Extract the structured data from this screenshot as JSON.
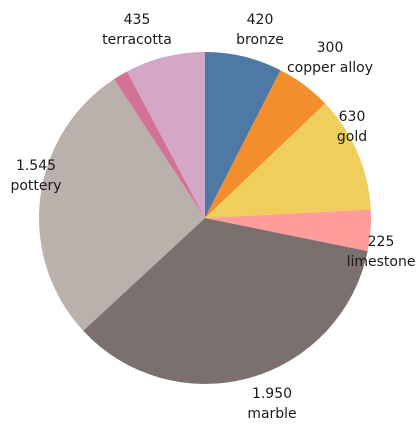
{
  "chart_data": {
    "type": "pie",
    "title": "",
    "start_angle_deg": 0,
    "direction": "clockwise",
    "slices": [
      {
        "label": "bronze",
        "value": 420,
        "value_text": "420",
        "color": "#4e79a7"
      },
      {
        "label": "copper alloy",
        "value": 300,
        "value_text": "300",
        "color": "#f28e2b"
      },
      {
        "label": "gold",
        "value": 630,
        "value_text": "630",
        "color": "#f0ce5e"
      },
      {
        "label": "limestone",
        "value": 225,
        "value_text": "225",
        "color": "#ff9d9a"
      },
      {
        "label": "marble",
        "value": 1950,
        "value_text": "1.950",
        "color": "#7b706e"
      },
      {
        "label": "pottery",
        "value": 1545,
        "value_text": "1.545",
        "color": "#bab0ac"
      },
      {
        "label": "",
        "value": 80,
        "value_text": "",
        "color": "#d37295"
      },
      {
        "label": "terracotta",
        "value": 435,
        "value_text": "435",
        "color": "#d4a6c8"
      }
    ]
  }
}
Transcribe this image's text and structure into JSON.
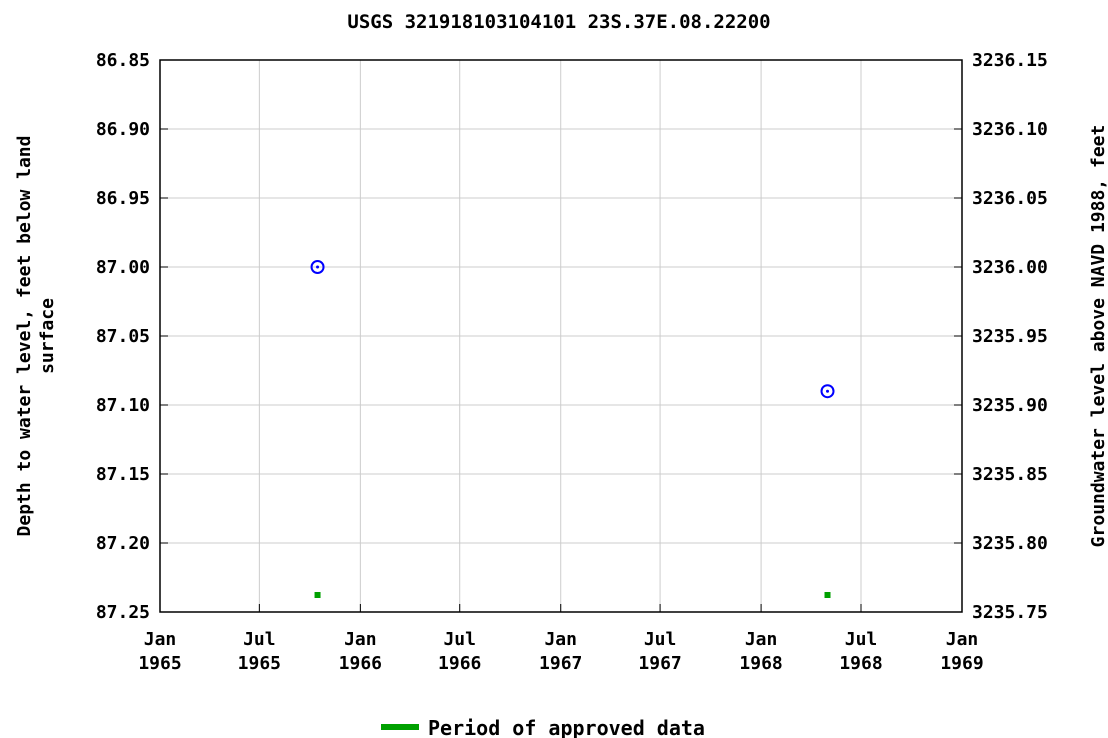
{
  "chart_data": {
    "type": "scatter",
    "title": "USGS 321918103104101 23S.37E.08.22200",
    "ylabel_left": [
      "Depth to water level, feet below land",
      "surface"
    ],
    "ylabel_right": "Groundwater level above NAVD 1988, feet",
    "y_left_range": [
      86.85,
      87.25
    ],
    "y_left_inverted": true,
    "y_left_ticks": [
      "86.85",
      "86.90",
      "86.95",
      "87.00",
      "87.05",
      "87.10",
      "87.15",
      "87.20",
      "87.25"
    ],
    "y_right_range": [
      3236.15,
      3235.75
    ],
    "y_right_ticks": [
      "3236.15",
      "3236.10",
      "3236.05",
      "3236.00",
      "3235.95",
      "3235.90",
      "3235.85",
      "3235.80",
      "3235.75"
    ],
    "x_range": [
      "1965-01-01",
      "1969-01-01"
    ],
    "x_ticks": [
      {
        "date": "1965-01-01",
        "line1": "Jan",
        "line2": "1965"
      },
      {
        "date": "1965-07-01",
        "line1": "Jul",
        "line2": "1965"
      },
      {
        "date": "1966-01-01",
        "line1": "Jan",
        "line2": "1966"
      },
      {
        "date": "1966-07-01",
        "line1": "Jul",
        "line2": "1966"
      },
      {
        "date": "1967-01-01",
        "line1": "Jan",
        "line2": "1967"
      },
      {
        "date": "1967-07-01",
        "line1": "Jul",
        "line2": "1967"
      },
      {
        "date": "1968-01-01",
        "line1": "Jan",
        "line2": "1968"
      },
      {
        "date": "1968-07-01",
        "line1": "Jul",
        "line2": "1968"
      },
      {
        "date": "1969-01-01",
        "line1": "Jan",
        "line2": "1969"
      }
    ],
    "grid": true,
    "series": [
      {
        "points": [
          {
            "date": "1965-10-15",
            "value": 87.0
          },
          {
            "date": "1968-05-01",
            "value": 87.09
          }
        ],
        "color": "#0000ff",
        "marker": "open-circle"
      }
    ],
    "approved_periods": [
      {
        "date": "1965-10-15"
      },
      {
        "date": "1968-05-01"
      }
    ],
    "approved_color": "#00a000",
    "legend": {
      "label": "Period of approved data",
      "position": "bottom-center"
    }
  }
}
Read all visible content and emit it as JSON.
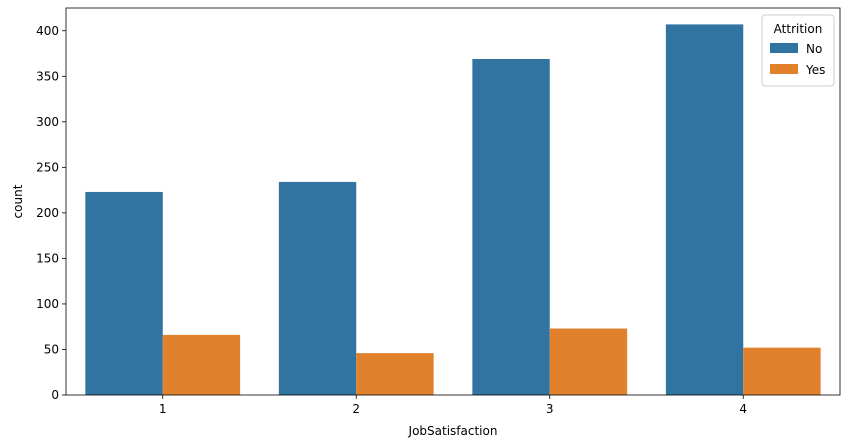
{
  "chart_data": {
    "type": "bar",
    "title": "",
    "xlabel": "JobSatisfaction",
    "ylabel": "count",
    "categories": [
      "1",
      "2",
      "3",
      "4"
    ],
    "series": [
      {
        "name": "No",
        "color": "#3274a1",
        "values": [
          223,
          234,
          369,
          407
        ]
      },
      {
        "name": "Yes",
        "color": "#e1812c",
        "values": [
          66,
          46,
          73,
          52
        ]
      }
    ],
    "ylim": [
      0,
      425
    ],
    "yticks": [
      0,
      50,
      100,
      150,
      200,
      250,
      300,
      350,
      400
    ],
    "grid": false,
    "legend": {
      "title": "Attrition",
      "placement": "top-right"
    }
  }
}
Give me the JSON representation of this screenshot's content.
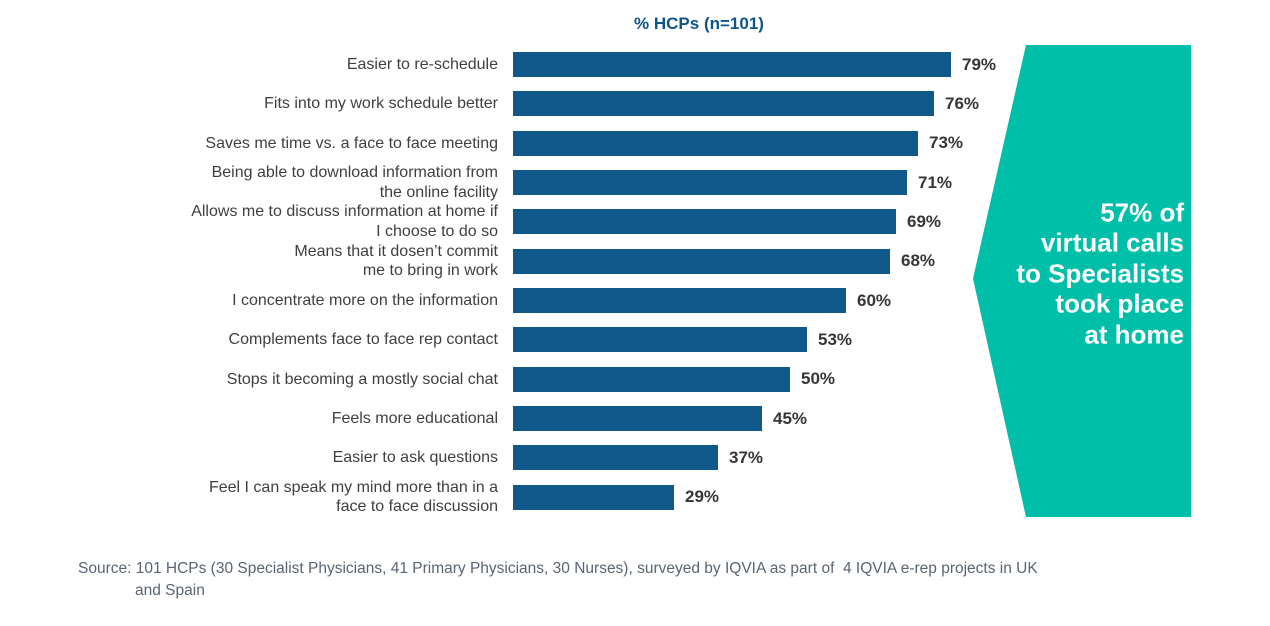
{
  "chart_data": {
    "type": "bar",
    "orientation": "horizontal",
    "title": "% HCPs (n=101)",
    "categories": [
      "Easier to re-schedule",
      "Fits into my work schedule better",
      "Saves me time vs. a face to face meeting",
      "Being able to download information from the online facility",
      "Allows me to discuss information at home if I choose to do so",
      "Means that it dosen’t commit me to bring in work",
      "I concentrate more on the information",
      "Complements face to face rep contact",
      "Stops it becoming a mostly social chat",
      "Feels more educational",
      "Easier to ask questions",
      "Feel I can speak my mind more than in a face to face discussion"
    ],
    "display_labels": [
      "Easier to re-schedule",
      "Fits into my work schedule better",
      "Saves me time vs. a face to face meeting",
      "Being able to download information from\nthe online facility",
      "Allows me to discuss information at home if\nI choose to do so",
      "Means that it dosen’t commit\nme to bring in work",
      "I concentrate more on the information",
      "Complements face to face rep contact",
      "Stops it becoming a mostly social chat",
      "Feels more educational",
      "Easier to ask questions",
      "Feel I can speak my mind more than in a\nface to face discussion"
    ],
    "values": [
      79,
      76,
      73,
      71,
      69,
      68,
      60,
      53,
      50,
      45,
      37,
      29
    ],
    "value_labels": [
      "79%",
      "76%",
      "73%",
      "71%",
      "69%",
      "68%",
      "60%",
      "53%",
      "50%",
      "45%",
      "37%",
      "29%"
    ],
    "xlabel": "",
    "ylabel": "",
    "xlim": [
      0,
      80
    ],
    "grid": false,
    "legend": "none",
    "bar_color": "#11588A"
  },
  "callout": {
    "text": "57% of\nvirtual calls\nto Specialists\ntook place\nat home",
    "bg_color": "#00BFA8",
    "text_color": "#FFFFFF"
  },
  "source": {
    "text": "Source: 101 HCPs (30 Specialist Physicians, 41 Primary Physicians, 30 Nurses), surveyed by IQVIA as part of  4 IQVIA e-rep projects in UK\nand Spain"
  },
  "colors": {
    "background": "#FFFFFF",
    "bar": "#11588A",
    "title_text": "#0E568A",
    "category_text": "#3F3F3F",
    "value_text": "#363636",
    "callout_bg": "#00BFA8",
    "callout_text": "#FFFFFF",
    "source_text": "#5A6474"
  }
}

> **WRITTEN REQUEST**: Using the material above, set down every line exactly, but skip the pictures.

> **RESPONSE FOR THIS EXERCISE**:
Extract the structured data from this screenshot as JSON.
{
  "chart_data": {
    "type": "pie",
    "title": "",
    "start_angle_deg": 0,
    "direction": "clockwise",
    "slices": [
      {
        "label": "bronze",
        "value": 420,
        "value_text": "420",
        "color": "#4e79a7"
      },
      {
        "label": "copper alloy",
        "value": 300,
        "value_text": "300",
        "color": "#f28e2b"
      },
      {
        "label": "gold",
        "value": 630,
        "value_text": "630",
        "color": "#f0ce5e"
      },
      {
        "label": "limestone",
        "value": 225,
        "value_text": "225",
        "color": "#ff9d9a"
      },
      {
        "label": "marble",
        "value": 1950,
        "value_text": "1.950",
        "color": "#7b706e"
      },
      {
        "label": "pottery",
        "value": 1545,
        "value_text": "1.545",
        "color": "#bab0ac"
      },
      {
        "label": "",
        "value": 80,
        "value_text": "",
        "color": "#d37295"
      },
      {
        "label": "terracotta",
        "value": 435,
        "value_text": "435",
        "color": "#d4a6c8"
      }
    ]
  }
}
Transcribe this image's text and structure into JSON.
{
  "chart_data": {
    "type": "scatter",
    "title": "USGS 321918103104101 23S.37E.08.22200",
    "ylabel_left": [
      "Depth to water level, feet below land",
      "surface"
    ],
    "ylabel_right": "Groundwater level above NAVD 1988, feet",
    "y_left_range": [
      86.85,
      87.25
    ],
    "y_left_inverted": true,
    "y_left_ticks": [
      "86.85",
      "86.90",
      "86.95",
      "87.00",
      "87.05",
      "87.10",
      "87.15",
      "87.20",
      "87.25"
    ],
    "y_right_range": [
      3236.15,
      3235.75
    ],
    "y_right_ticks": [
      "3236.15",
      "3236.10",
      "3236.05",
      "3236.00",
      "3235.95",
      "3235.90",
      "3235.85",
      "3235.80",
      "3235.75"
    ],
    "x_range": [
      "1965-01-01",
      "1969-01-01"
    ],
    "x_ticks": [
      {
        "date": "1965-01-01",
        "line1": "Jan",
        "line2": "1965"
      },
      {
        "date": "1965-07-01",
        "line1": "Jul",
        "line2": "1965"
      },
      {
        "date": "1966-01-01",
        "line1": "Jan",
        "line2": "1966"
      },
      {
        "date": "1966-07-01",
        "line1": "Jul",
        "line2": "1966"
      },
      {
        "date": "1967-01-01",
        "line1": "Jan",
        "line2": "1967"
      },
      {
        "date": "1967-07-01",
        "line1": "Jul",
        "line2": "1967"
      },
      {
        "date": "1968-01-01",
        "line1": "Jan",
        "line2": "1968"
      },
      {
        "date": "1968-07-01",
        "line1": "Jul",
        "line2": "1968"
      },
      {
        "date": "1969-01-01",
        "line1": "Jan",
        "line2": "1969"
      }
    ],
    "grid": true,
    "series": [
      {
        "points": [
          {
            "date": "1965-10-15",
            "value": 87.0
          },
          {
            "date": "1968-05-01",
            "value": 87.09
          }
        ],
        "color": "#0000ff",
        "marker": "open-circle"
      }
    ],
    "approved_periods": [
      {
        "date": "1965-10-15"
      },
      {
        "date": "1968-05-01"
      }
    ],
    "approved_color": "#00a000",
    "legend": {
      "label": "Period of approved data",
      "position": "bottom-center"
    }
  }
}
Read all visible content and emit it as JSON.
{
  "chart_data": {
    "type": "bar",
    "title": "",
    "xlabel": "JobSatisfaction",
    "ylabel": "count",
    "categories": [
      "1",
      "2",
      "3",
      "4"
    ],
    "series": [
      {
        "name": "No",
        "color": "#3274a1",
        "values": [
          223,
          234,
          369,
          407
        ]
      },
      {
        "name": "Yes",
        "color": "#e1812c",
        "values": [
          66,
          46,
          73,
          52
        ]
      }
    ],
    "ylim": [
      0,
      425
    ],
    "yticks": [
      0,
      50,
      100,
      150,
      200,
      250,
      300,
      350,
      400
    ],
    "grid": false,
    "legend": {
      "title": "Attrition",
      "placement": "top-right"
    }
  }
}
Give me the JSON representation of this screenshot's content.
{
  "chart_data": {
    "type": "bar",
    "orientation": "horizontal",
    "title": "% HCPs (n=101)",
    "categories": [
      "Easier to re-schedule",
      "Fits into my work schedule better",
      "Saves me time vs. a face to face meeting",
      "Being able to download information from the online facility",
      "Allows me to discuss information at home if I choose to do so",
      "Means that it dosen’t commit me to bring in work",
      "I concentrate more on the information",
      "Complements face to face rep contact",
      "Stops it becoming a mostly social chat",
      "Feels more educational",
      "Easier to ask questions",
      "Feel I can speak my mind more than in a face to face discussion"
    ],
    "display_labels": [
      "Easier to re-schedule",
      "Fits into my work schedule better",
      "Saves me time vs. a face to face meeting",
      "Being able to download information from\nthe online facility",
      "Allows me to discuss information at home if\nI choose to do so",
      "Means that it dosen’t commit\nme to bring in work",
      "I concentrate more on the information",
      "Complements face to face rep contact",
      "Stops it becoming a mostly social chat",
      "Feels more educational",
      "Easier to ask questions",
      "Feel I can speak my mind more than in a\nface to face discussion"
    ],
    "values": [
      79,
      76,
      73,
      71,
      69,
      68,
      60,
      53,
      50,
      45,
      37,
      29
    ],
    "value_labels": [
      "79%",
      "76%",
      "73%",
      "71%",
      "69%",
      "68%",
      "60%",
      "53%",
      "50%",
      "45%",
      "37%",
      "29%"
    ],
    "xlabel": "",
    "ylabel": "",
    "xlim": [
      0,
      80
    ],
    "grid": false,
    "legend": "none",
    "bar_color": "#11588A"
  },
  "callout": {
    "text": "57% of\nvirtual calls\nto Specialists\ntook place\nat home",
    "bg_color": "#00BFA8",
    "text_color": "#FFFFFF"
  },
  "source": {
    "text": "Source: 101 HCPs (30 Specialist Physicians, 41 Primary Physicians, 30 Nurses), surveyed by IQVIA as part of  4 IQVIA e-rep projects in UK\nand Spain"
  },
  "colors": {
    "background": "#FFFFFF",
    "bar": "#11588A",
    "title_text": "#0E568A",
    "category_text": "#3F3F3F",
    "value_text": "#363636",
    "callout_bg": "#00BFA8",
    "callout_text": "#FFFFFF",
    "source_text": "#5A6474"
  }
}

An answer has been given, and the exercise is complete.